» Task brief
Below are records; print only the lines from the line containing "Parse this screenshot: output" to the end, both included, reproduced exactly and without the pictures.

-- Start --

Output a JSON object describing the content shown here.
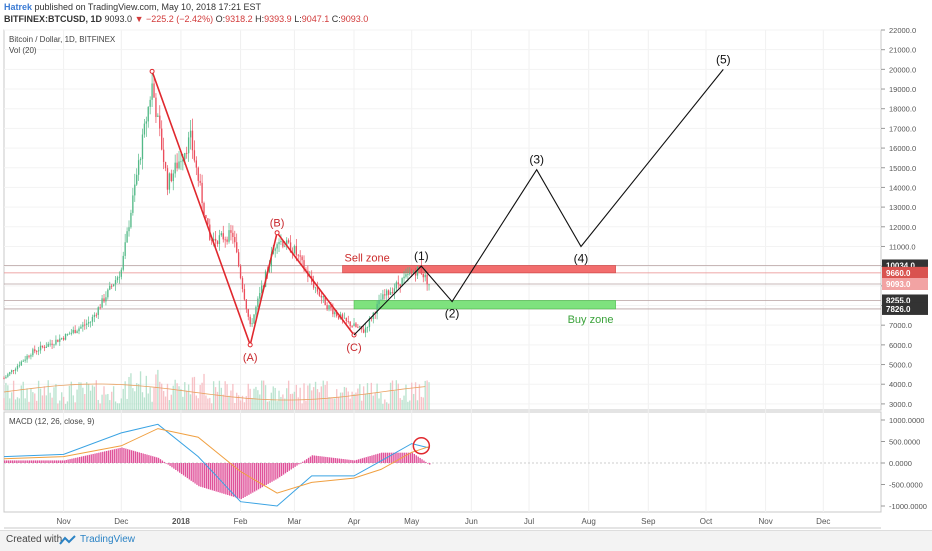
{
  "header": {
    "author": "Hatrek",
    "published": "published on TradingView.com, May 10, 2018 17:21 EST",
    "symbol": "BITFINEX:BTCUSD, 1D",
    "last": "9093.0",
    "change": "−225.2 (−2.42%)",
    "o_label": "O:",
    "o": "9318.2",
    "h_label": "H:",
    "h": "9393.9",
    "l_label": "L:",
    "l": "9047.1",
    "c_label": "C:",
    "c": "9093.0"
  },
  "footer": {
    "created": "Created with",
    "brand": "TradingView"
  },
  "colors": {
    "up": "#53b987",
    "down": "#eb4d5c",
    "sell_zone": "#f26d6d",
    "buy_zone": "#7ee27e",
    "wave_red": "#e0282e",
    "macd": "#3aa3e3",
    "signal": "#f0a041"
  },
  "chart_data": {
    "type": "line",
    "title": "Bitcoin / Dollar, 1D, BITFINEX",
    "volume_label": "Vol (20)",
    "macd_label": "MACD (12, 26, close, 9)",
    "x_ticks": [
      "Nov",
      "Dec",
      "2018",
      "Feb",
      "Mar",
      "Apr",
      "May",
      "Jun",
      "Jul",
      "Aug",
      "Sep",
      "Oct",
      "Nov",
      "Dec"
    ],
    "y_ticks": [
      "22000.0",
      "21000.0",
      "20000.0",
      "19000.0",
      "18000.0",
      "17000.0",
      "16000.0",
      "15000.0",
      "14000.0",
      "13000.0",
      "12000.0",
      "11000.0",
      "10000.0",
      "9000.0",
      "8000.0",
      "7000.0",
      "6000.0",
      "5000.0",
      "4000.0",
      "3000.0"
    ],
    "ylim": [
      3000,
      22000
    ],
    "macd_ticks": [
      "1000.0000",
      "500.0000",
      "0.0000",
      "-500.0000",
      "-1000.0000"
    ],
    "macd_ylim": [
      -1000,
      1000
    ],
    "price_labels": [
      {
        "text": "10034.0",
        "value": 10034,
        "style": "dark"
      },
      {
        "text": "9660.0",
        "value": 9660,
        "style": "red"
      },
      {
        "text": "9093.0",
        "value": 9093,
        "style": "light"
      },
      {
        "text": "8255.0",
        "value": 8255,
        "style": "dark"
      },
      {
        "text": "7826.0",
        "value": 7826,
        "style": "dark"
      }
    ],
    "zones": [
      {
        "label": "Sell zone",
        "from": 9660,
        "to": 10034,
        "x_start": "2018-03-26",
        "x_end": "2018-08-15"
      },
      {
        "label": "Buy zone",
        "from": 7826,
        "to": 8255,
        "x_start": "2018-04-01",
        "x_end": "2018-08-15"
      }
    ],
    "price_series": {
      "name": "BTCUSD close",
      "x": [
        "2017-10-01",
        "2017-10-15",
        "2017-11-01",
        "2017-11-15",
        "2017-12-01",
        "2017-12-10",
        "2017-12-17",
        "2017-12-25",
        "2018-01-06",
        "2018-01-16",
        "2018-01-28",
        "2018-02-06",
        "2018-02-14",
        "2018-02-20",
        "2018-03-01",
        "2018-03-10",
        "2018-03-18",
        "2018-03-27",
        "2018-04-06",
        "2018-04-15",
        "2018-04-25",
        "2018-05-05",
        "2018-05-10"
      ],
      "y": [
        4300,
        5600,
        6400,
        7200,
        9800,
        15200,
        19200,
        14200,
        16500,
        11300,
        11600,
        6900,
        9500,
        11400,
        10800,
        9200,
        8000,
        7200,
        6700,
        8300,
        9200,
        9900,
        9093
      ]
    },
    "corrective_wave": {
      "labels": [
        "",
        "(A)",
        "(B)",
        "(C)"
      ],
      "x": [
        "2017-12-17",
        "2018-02-06",
        "2018-02-20",
        "2018-04-01"
      ],
      "y": [
        19900,
        6000,
        11700,
        6500
      ]
    },
    "impulse_projection": {
      "labels": [
        "(1)",
        "(2)",
        "(3)",
        "(4)",
        "(5)"
      ],
      "x": [
        "2018-04-01",
        "2018-05-06",
        "2018-05-22",
        "2018-07-05",
        "2018-07-28",
        "2018-10-10"
      ],
      "y": [
        6500,
        10000,
        8200,
        14900,
        11000,
        20000
      ]
    },
    "macd_series": {
      "x": [
        "2017-10-01",
        "2017-11-01",
        "2017-12-01",
        "2017-12-20",
        "2018-01-10",
        "2018-02-01",
        "2018-02-20",
        "2018-03-10",
        "2018-04-01",
        "2018-04-15",
        "2018-05-01",
        "2018-05-10"
      ],
      "macd": [
        150,
        200,
        700,
        900,
        150,
        -900,
        -1000,
        -300,
        -300,
        50,
        450,
        350
      ],
      "signal": [
        100,
        150,
        400,
        800,
        600,
        -200,
        -700,
        -450,
        -350,
        -150,
        250,
        380
      ]
    }
  }
}
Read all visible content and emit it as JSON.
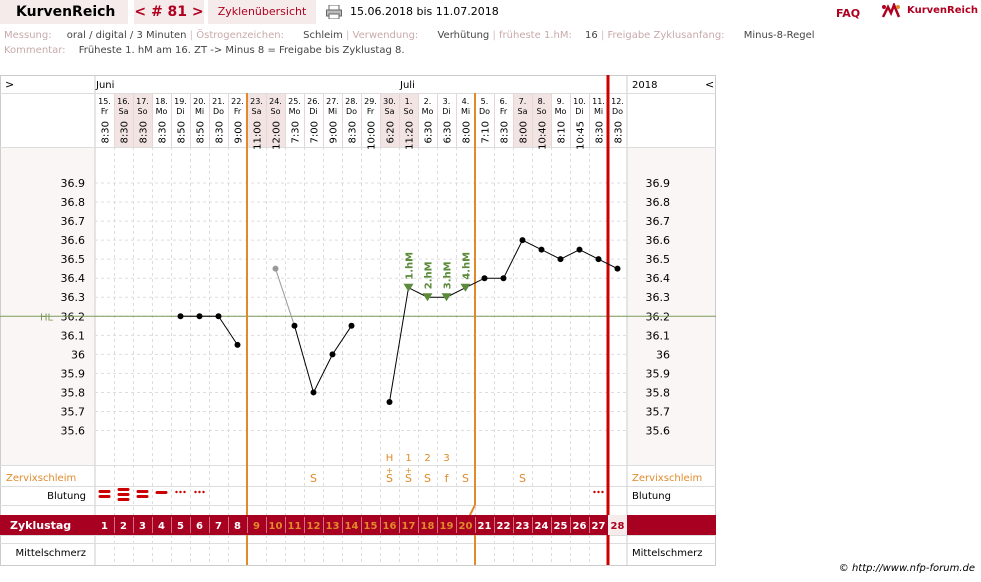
{
  "header": {
    "brand": "KurvenReich",
    "cycle_nav": "< # 81 >",
    "overview_label": "Zyklenübersicht",
    "date_range": "15.06.2018 bis 11.07.2018",
    "faq": "FAQ",
    "logo_text": "KurvenReich"
  },
  "info": {
    "messung_label": "Messung:",
    "messung_value": "oral / digital / 3 Minuten",
    "oestrogen_label": "Östrogenzeichen:",
    "oestrogen_value": "Schleim",
    "verwendung_label": "Verwendung:",
    "verwendung_value": "Verhütung",
    "fhm_label": "früheste 1.hM:",
    "fhm_value": "16",
    "freigabe_label": "Freigabe Zyklusanfang:",
    "freigabe_value": "Minus-8-Regel",
    "kommentar_label": "Kommentar:",
    "kommentar_value": "Früheste 1. hM am 16. ZT -> Minus 8 = Freigabe bis Zyklustag 8."
  },
  "chart_nav": {
    "left": ">",
    "right": "<"
  },
  "months": [
    {
      "label": "Juni"
    },
    {
      "label": "Juli"
    }
  ],
  "year_label": "2018",
  "days": [
    {
      "date": "15.",
      "wd": "Fr",
      "time": "8:30",
      "we": false
    },
    {
      "date": "16.",
      "wd": "Sa",
      "time": "8:30",
      "we": true
    },
    {
      "date": "17.",
      "wd": "So",
      "time": "8:30",
      "we": true
    },
    {
      "date": "18.",
      "wd": "Mo",
      "time": "8:30",
      "we": false
    },
    {
      "date": "19.",
      "wd": "Di",
      "time": "8:50",
      "we": false
    },
    {
      "date": "20.",
      "wd": "Mi",
      "time": "8:50",
      "we": false
    },
    {
      "date": "21.",
      "wd": "Do",
      "time": "8:30",
      "we": false
    },
    {
      "date": "22.",
      "wd": "Fr",
      "time": "9:00",
      "we": false
    },
    {
      "date": "23.",
      "wd": "Sa",
      "time": "11:00",
      "we": true
    },
    {
      "date": "24.",
      "wd": "So",
      "time": "12:00",
      "we": true
    },
    {
      "date": "25.",
      "wd": "Mo",
      "time": "7:30",
      "we": false
    },
    {
      "date": "26.",
      "wd": "Di",
      "time": "7:00",
      "we": false
    },
    {
      "date": "27.",
      "wd": "Mi",
      "time": "9:00",
      "we": false
    },
    {
      "date": "28.",
      "wd": "Do",
      "time": "8:30",
      "we": false
    },
    {
      "date": "29.",
      "wd": "Fr",
      "time": "10:00",
      "we": false
    },
    {
      "date": "30.",
      "wd": "Sa",
      "time": "6:20",
      "we": true
    },
    {
      "date": "1.",
      "wd": "So",
      "time": "11:20",
      "we": true
    },
    {
      "date": "2.",
      "wd": "Mo",
      "time": "6:30",
      "we": false
    },
    {
      "date": "3.",
      "wd": "Di",
      "time": "6:30",
      "we": false
    },
    {
      "date": "4.",
      "wd": "Mi",
      "time": "8:00",
      "we": false
    },
    {
      "date": "5.",
      "wd": "Do",
      "time": "7:10",
      "we": false
    },
    {
      "date": "6.",
      "wd": "Fr",
      "time": "8:30",
      "we": false
    },
    {
      "date": "7.",
      "wd": "Sa",
      "time": "8:00",
      "we": true
    },
    {
      "date": "8.",
      "wd": "So",
      "time": "10:40",
      "we": true
    },
    {
      "date": "9.",
      "wd": "Mo",
      "time": "8:10",
      "we": false
    },
    {
      "date": "10.",
      "wd": "Di",
      "time": "10:45",
      "we": false
    },
    {
      "date": "11.",
      "wd": "Mi",
      "time": "8:30",
      "we": false
    },
    {
      "date": "12.",
      "wd": "Do",
      "time": "8:30",
      "we": false
    }
  ],
  "y_tick_labels": [
    "36.9",
    "36.8",
    "36.7",
    "36.6",
    "36.5",
    "36.4",
    "36.3",
    "36.2",
    "36.1",
    "36",
    "35.9",
    "35.8",
    "35.7",
    "35.6"
  ],
  "hl_label": "HL",
  "markers": [
    "1.hM",
    "2.hM",
    "3.hM",
    "4.hM"
  ],
  "rows": {
    "zervix_label": "Zervixschleim",
    "blutung_label": "Blutung",
    "zyklustag_label": "Zyklustag",
    "mittelschmerz_label": "Mittelschmerz"
  },
  "peak_codes": [
    "H",
    "1",
    "2",
    "3"
  ],
  "zervix_codes": [
    {
      "day": 12,
      "code": "S"
    },
    {
      "day": 16,
      "code": "S"
    },
    {
      "day": 17,
      "code": "S"
    },
    {
      "day": 18,
      "code": "S"
    },
    {
      "day": 19,
      "code": "f"
    },
    {
      "day": 20,
      "code": "S"
    },
    {
      "day": 23,
      "code": "S"
    }
  ],
  "blutung": [
    {
      "day": 1,
      "level": "stark"
    },
    {
      "day": 2,
      "level": "sehr stark"
    },
    {
      "day": 3,
      "level": "stark"
    },
    {
      "day": 4,
      "level": "mittel"
    },
    {
      "day": 5,
      "level": "schmierblutung"
    },
    {
      "day": 6,
      "level": "schmierblutung"
    },
    {
      "day": 27,
      "level": "schmierblutung"
    }
  ],
  "cycle_days": [
    "1",
    "2",
    "3",
    "4",
    "5",
    "6",
    "7",
    "8",
    "9",
    "10",
    "11",
    "12",
    "13",
    "14",
    "15",
    "16",
    "17",
    "18",
    "19",
    "20",
    "21",
    "22",
    "23",
    "24",
    "25",
    "26",
    "27",
    "28"
  ],
  "footer": "© http://www.nfp-forum.de",
  "colors": {
    "brand": "#b00020",
    "orange": "#e08a2a",
    "green": "#5a8a3a",
    "coverline": "#7a9a5a"
  },
  "chart_data": {
    "type": "line",
    "x_cycle_days": [
      1,
      2,
      3,
      4,
      5,
      6,
      7,
      8,
      9,
      10,
      11,
      12,
      13,
      14,
      15,
      16,
      17,
      18,
      19,
      20,
      21,
      22,
      23,
      24,
      25,
      26,
      27,
      28
    ],
    "series": [
      {
        "values": [
          null,
          null,
          null,
          null,
          36.2,
          36.2,
          36.2,
          36.05,
          null,
          36.45,
          36.15,
          35.8,
          36.0,
          36.15,
          null,
          35.75,
          36.35,
          36.3,
          36.3,
          36.35,
          36.4,
          36.4,
          36.6,
          36.55,
          36.5,
          36.55,
          36.5,
          36.45
        ]
      }
    ],
    "excluded_day": 10,
    "coverline": 36.2,
    "high_measurements": [
      {
        "day": 17,
        "label": "1.hM"
      },
      {
        "day": 18,
        "label": "2.hM"
      },
      {
        "day": 19,
        "label": "3.hM"
      },
      {
        "day": 20,
        "label": "4.hM"
      }
    ],
    "ylim": [
      35.5,
      37.0
    ],
    "grid": true
  }
}
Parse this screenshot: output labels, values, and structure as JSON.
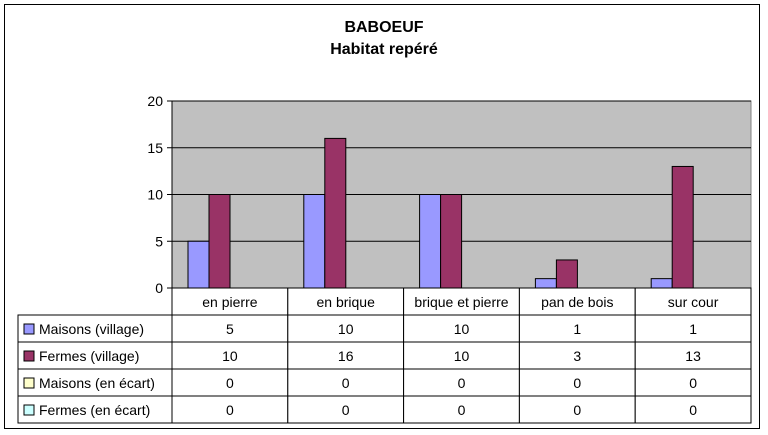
{
  "chart_data": {
    "type": "bar",
    "title": "BABOEUF",
    "subtitle": "Habitat repéré",
    "categories": [
      "en pierre",
      "en brique",
      "brique et pierre",
      "pan de bois",
      "sur cour"
    ],
    "series": [
      {
        "name": "Maisons (village)",
        "color": "#9999ff",
        "values": [
          5,
          10,
          10,
          1,
          1
        ]
      },
      {
        "name": "Fermes (village)",
        "color": "#993366",
        "values": [
          10,
          16,
          10,
          3,
          13
        ]
      },
      {
        "name": "Maisons (en écart)",
        "color": "#ffffcc",
        "values": [
          0,
          0,
          0,
          0,
          0
        ]
      },
      {
        "name": "Fermes (en écart)",
        "color": "#ccffff",
        "values": [
          0,
          0,
          0,
          0,
          0
        ]
      }
    ],
    "ylim": [
      0,
      20
    ],
    "yticks": [
      0,
      5,
      10,
      15,
      20
    ],
    "grid": true,
    "plot_background": "#c0c0c0",
    "legend": "data table below chart"
  }
}
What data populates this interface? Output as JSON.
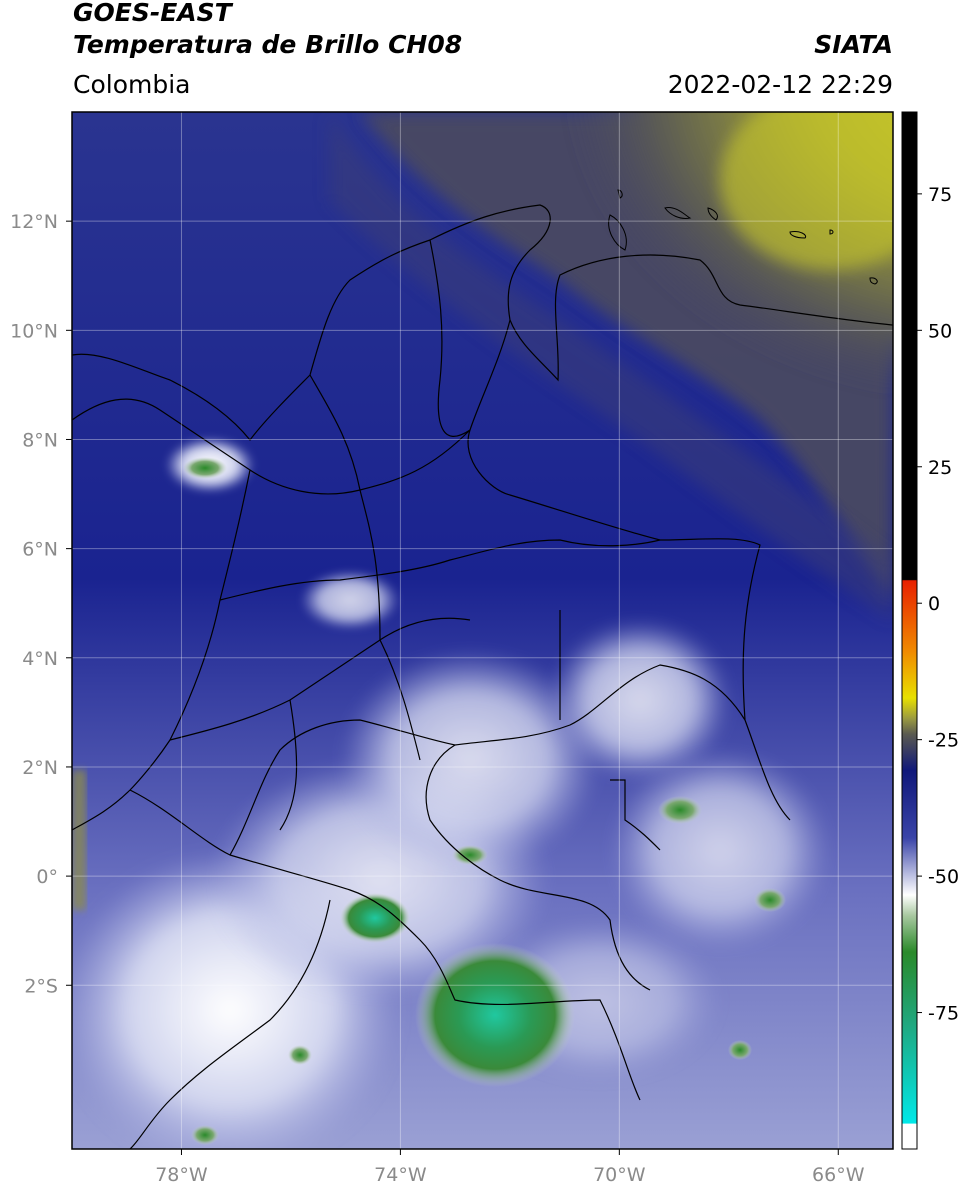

-- End --

» Finished task
Parse this screenshot: output labels, values, and structure as JSON.
{
  "chart_data": {
    "type": "bar",
    "title": "BABOEUF",
    "subtitle": "Habitat repéré",
    "categories": [
      "en pierre",
      "en brique",
      "brique et pierre",
      "pan de bois",
      "sur cour"
    ],
    "series": [
      {
        "name": "Maisons (village)",
        "color": "#9999ff",
        "values": [
          5,
          10,
          10,
          1,
          1
        ]
      },
      {
        "name": "Fermes (village)",
        "color": "#993366",
        "values": [
          10,
          16,
          10,
          3,
          13
        ]
      },
      {
        "name": "Maisons (en écart)",
        "color": "#ffffcc",
        "values": [
          0,
          0,
          0,
          0,
          0
        ]
      },
      {
        "name": "Fermes (en écart)",
        "color": "#ccffff",
        "values": [
          0,
          0,
          0,
          0,
          0
        ]
      }
    ],
    "ylim": [
      0,
      20
    ],
    "yticks": [
      0,
      5,
      10,
      15,
      20
    ],
    "grid": true,
    "plot_background": "#c0c0c0",
    "legend": "data table below chart"
  }
}
What data populates this interface? Output as JSON.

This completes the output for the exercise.